Extracted entries ::
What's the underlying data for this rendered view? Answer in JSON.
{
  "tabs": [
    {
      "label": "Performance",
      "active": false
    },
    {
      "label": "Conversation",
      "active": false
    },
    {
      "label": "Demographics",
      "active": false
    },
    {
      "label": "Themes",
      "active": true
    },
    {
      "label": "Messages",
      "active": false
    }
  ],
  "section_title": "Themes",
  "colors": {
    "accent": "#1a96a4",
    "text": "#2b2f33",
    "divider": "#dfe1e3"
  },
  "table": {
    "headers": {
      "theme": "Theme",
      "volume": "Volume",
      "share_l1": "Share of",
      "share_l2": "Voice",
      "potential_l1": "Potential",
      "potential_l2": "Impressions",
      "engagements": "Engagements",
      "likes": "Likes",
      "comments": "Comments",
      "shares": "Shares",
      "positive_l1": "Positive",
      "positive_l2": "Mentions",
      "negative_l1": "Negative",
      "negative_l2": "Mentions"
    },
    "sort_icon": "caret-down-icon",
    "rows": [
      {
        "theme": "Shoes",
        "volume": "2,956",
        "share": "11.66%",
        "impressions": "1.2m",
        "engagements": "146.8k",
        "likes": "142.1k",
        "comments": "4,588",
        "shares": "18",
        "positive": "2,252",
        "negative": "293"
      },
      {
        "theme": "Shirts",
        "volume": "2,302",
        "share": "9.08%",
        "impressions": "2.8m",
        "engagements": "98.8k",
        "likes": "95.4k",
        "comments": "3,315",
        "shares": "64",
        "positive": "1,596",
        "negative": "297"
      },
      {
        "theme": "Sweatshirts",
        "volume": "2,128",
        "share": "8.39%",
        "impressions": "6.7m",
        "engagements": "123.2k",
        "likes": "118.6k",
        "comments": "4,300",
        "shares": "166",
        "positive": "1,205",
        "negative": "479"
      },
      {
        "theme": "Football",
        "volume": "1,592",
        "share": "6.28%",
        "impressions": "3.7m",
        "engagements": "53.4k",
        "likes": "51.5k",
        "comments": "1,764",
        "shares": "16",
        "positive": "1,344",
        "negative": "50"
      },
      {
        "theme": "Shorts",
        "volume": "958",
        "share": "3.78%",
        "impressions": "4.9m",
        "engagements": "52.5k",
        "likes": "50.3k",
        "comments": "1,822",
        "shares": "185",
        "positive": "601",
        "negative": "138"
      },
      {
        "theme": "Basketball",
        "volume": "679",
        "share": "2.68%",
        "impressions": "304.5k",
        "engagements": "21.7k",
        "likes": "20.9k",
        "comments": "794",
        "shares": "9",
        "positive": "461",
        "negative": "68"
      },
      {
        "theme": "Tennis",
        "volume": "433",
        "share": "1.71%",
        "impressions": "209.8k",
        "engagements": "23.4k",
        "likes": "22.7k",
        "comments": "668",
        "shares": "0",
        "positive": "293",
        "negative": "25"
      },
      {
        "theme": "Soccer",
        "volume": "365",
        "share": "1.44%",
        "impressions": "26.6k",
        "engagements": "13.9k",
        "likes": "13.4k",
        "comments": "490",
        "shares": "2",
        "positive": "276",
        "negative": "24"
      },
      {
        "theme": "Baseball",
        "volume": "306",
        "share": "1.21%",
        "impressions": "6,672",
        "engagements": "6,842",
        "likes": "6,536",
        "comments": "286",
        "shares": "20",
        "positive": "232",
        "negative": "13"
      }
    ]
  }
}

What you are asked to do :: Copy all lines in the listing above where the string "comments" appears.

Written answer ::
      "comments": "Comments",
        "comments": "4,588",
        "comments": "3,315",
        "comments": "4,300",
        "comments": "1,764",
        "comments": "1,822",
        "comments": "794",
        "comments": "668",
        "comments": "490",
        "comments": "286",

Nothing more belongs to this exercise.